_Document section_
======

School To Work Transition
The skills gap and its impact on the employability of youth
Kids: highest return on investment
By Jaime Vargas and Marina Bassi
Access to education throughout Latin America and the Caribbean has steadily increased over the last 20 years, particularly at the primary level. This has resulted in significant increases in measures of education attainment. However progress in terms of access, student achievement and quality continue to be an endemic problem in the region. Results from the recent international tests like PISA,(1) in which some Latin American countries participate along with OECD(2) countries, show, for example, that two thirds of secondary level students (15 year olds) can identify only basic ideas in written texts.
These low rates of educational performance are being observed in the context of a labor market that seems to require more qualified workers. The evolution of salary differentials suggests that the relative demand for workers with higher education has increased at the expense of those with primary or secondary education.
In addition, available labor market data reveal negative trends in respect to some indicators for young adults, such as the unemployment rate, the proportion working in the informal labor market, and salary levels. In Latin America the proportion of youth aged 15 to 24 years old who are unemployed increased 23 percent between 1995 and 2005 compared with an increase of 15 percent in the world as a whole and a decrease of 18 percent in developed economies. Moreover, the majority of young workers in Latin America have informal jobs and lack social benefits. Even though they represent close to 20 percent of the labor force, young workers perform one third of the low productivity and low salary jobs.(3) There is also evidence of persistent poverty among 56 percent of young workers.(4)

======

(Document structure recognition data)
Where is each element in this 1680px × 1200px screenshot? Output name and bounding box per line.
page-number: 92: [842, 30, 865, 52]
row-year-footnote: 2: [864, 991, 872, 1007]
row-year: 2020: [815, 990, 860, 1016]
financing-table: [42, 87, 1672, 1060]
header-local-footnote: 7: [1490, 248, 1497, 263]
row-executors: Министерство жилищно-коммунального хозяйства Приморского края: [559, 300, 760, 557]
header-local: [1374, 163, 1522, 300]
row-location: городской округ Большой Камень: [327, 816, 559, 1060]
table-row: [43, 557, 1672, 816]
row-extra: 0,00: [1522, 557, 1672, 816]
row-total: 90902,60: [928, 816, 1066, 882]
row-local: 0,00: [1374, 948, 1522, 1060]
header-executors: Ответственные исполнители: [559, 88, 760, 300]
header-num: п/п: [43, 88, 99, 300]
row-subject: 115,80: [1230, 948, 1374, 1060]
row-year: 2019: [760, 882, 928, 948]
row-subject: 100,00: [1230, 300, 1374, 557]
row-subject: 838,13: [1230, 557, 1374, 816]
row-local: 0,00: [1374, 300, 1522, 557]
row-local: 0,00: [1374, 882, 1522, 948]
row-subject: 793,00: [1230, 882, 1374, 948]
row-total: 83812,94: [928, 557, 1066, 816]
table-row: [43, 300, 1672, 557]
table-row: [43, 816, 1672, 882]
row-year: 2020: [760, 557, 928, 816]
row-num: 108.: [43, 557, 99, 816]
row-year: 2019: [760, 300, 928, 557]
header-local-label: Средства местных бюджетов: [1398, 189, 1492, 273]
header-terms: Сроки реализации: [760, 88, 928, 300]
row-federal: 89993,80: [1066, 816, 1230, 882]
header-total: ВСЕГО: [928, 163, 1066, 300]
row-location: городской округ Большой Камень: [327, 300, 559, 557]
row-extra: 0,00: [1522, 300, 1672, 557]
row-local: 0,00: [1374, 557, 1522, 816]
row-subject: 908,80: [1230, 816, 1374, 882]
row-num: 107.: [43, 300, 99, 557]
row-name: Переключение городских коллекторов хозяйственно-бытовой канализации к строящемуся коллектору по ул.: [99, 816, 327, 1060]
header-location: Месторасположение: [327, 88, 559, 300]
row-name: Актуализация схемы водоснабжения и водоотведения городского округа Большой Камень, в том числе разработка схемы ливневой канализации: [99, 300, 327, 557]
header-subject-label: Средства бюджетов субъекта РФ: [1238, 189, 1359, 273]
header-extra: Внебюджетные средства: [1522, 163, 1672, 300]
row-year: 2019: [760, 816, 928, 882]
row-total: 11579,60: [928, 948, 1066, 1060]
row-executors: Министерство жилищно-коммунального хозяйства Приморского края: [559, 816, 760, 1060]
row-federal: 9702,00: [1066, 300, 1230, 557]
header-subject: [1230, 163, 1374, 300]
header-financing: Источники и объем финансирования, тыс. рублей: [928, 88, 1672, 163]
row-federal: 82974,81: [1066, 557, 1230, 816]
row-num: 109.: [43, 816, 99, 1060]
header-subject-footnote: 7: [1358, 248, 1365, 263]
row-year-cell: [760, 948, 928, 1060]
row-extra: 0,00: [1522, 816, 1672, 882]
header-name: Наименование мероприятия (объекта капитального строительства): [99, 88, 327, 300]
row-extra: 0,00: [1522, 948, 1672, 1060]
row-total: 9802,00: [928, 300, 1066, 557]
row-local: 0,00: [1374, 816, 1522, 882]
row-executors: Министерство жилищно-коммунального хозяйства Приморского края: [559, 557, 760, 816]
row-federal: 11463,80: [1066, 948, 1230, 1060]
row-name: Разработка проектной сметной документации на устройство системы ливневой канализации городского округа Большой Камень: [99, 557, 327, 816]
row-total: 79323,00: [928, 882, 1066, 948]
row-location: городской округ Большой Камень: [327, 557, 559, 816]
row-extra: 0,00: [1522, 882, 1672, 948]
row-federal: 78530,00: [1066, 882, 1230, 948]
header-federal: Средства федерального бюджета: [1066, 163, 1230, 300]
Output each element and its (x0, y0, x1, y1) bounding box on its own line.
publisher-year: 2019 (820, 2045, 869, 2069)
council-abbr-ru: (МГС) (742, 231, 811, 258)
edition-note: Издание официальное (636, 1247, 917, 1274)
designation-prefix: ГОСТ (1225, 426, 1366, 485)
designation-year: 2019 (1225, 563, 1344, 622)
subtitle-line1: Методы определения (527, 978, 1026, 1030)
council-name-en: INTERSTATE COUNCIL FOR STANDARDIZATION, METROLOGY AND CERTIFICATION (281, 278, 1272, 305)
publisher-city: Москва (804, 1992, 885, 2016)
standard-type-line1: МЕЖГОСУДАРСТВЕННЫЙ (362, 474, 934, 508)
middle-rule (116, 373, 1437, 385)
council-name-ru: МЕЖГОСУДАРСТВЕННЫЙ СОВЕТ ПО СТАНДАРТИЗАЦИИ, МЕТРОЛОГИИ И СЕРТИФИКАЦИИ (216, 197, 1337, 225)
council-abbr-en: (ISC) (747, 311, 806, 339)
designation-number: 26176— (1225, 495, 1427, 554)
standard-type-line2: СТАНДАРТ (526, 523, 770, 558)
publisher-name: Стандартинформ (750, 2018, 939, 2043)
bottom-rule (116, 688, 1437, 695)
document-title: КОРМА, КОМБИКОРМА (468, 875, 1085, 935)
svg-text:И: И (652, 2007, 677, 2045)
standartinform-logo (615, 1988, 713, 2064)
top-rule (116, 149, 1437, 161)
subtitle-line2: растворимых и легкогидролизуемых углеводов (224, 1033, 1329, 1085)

======

_What to work on_
A: Please repeat from the youth skills gap article the passage starting with "School To Work" and going on through "in written texts.", word for word.
B: Which indicators for young adults does the youth skills gap article say show negative trends in the available labor market data?
C: According to the youth skills gap article, by what percentage did unemployment among Latin Americans aged 15 to 24 rise between 1995 and 2005?

_Replies_
A:
School To Work Transition
The skills gap and its impact on the employability of youth
Kids: highest return on investment
By Jaime Vargas and Marina Bassi
Access to education throughout Latin America and the Caribbean has steadily increased over the last 20 years, particularly at the primary level. This has resulted in significant increases in measures of education attainment. However progress in terms of access, student achievement and quality continue to be an endemic problem in the region. Results from the recent international tests like PISA,(1) in which some Latin American countries participate along with OECD(2) countries, show, for example, that two thirds of secondary level students (15 year olds) can identify only basic ideas in written texts.

B:
The unemployment rate
The proportion working in the informal labor market
Salary levels

C: 23 percent.